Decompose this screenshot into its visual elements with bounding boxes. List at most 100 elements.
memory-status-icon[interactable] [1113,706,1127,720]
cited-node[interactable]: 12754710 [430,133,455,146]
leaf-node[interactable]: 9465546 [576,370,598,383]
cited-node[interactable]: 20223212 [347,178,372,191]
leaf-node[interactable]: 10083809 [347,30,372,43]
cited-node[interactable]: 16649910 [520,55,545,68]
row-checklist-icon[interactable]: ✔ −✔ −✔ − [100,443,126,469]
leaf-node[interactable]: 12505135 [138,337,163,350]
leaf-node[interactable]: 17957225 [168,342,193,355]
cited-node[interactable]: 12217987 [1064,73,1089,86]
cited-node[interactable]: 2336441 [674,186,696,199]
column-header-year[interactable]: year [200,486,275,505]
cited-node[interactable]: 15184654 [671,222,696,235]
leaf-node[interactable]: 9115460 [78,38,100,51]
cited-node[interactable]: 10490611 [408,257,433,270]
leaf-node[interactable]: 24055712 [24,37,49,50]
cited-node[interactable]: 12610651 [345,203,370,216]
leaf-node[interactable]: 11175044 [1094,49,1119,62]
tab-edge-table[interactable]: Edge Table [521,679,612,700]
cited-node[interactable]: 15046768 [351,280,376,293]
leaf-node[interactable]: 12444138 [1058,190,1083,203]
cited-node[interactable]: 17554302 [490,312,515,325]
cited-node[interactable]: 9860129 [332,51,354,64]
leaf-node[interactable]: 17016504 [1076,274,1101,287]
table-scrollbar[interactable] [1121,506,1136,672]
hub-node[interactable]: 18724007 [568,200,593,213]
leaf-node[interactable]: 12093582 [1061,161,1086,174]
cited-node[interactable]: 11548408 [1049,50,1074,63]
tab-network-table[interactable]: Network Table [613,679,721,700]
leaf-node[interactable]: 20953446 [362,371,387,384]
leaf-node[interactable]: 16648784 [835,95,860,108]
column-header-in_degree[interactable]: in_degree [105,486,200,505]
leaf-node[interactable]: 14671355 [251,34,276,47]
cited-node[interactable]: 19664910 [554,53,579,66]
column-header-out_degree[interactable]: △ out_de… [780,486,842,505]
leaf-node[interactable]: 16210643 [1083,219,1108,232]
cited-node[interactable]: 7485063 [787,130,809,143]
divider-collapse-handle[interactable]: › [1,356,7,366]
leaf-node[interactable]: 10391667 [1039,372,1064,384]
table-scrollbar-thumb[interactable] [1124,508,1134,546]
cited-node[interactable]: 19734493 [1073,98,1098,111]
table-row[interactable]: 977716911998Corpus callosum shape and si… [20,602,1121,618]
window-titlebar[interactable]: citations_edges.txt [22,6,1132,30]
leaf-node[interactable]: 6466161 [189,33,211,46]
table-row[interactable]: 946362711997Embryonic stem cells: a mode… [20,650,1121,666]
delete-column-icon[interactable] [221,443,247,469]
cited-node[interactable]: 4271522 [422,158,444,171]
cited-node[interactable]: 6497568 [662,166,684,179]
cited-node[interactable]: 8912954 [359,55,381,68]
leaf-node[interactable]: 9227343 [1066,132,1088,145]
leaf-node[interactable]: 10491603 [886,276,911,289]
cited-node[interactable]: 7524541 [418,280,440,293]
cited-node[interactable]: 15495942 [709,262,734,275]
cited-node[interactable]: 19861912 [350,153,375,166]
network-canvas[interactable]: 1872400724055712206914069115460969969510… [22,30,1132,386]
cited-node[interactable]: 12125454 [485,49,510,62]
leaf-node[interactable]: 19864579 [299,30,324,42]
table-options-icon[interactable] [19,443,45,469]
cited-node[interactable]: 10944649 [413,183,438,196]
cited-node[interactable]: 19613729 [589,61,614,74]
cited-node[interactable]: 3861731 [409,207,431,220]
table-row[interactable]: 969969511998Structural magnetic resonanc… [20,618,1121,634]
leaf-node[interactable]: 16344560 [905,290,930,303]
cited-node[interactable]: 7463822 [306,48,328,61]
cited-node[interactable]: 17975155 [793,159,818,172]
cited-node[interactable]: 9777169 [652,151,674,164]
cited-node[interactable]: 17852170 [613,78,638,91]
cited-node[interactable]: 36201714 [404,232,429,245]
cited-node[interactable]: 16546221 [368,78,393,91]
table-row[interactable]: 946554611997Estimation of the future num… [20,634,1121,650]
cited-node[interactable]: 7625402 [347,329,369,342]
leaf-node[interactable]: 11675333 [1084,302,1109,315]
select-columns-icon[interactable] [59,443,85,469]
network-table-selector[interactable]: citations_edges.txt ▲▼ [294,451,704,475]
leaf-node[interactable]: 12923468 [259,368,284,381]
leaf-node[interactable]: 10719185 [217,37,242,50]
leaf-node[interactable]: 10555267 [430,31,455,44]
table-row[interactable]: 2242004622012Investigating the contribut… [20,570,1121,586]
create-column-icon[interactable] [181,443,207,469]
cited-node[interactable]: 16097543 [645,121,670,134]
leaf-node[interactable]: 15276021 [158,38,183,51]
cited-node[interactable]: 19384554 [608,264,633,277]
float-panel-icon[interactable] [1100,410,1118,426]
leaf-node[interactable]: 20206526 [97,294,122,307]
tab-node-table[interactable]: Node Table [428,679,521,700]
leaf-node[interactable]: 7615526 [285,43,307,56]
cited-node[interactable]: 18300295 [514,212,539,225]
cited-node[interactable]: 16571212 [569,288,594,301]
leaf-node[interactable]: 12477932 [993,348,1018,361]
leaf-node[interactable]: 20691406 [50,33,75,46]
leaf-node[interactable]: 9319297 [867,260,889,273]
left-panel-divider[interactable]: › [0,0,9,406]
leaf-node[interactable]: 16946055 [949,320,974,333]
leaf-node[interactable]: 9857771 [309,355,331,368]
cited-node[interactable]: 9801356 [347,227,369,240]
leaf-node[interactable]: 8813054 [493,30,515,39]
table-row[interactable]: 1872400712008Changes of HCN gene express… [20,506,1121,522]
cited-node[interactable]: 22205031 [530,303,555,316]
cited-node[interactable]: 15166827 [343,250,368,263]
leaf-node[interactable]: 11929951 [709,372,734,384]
::::::
▶ **WHAT IS NEEDED**
Every line of the listing that includes "header" must be shown.

▶ **EXERCISE OUTPUT**
column-header-year[interactable]: year [200,486,275,505]
column-header-in_degree[interactable]: in_degree [105,486,200,505]
column-header-out_degree[interactable]: △ out_de… [780,486,842,505]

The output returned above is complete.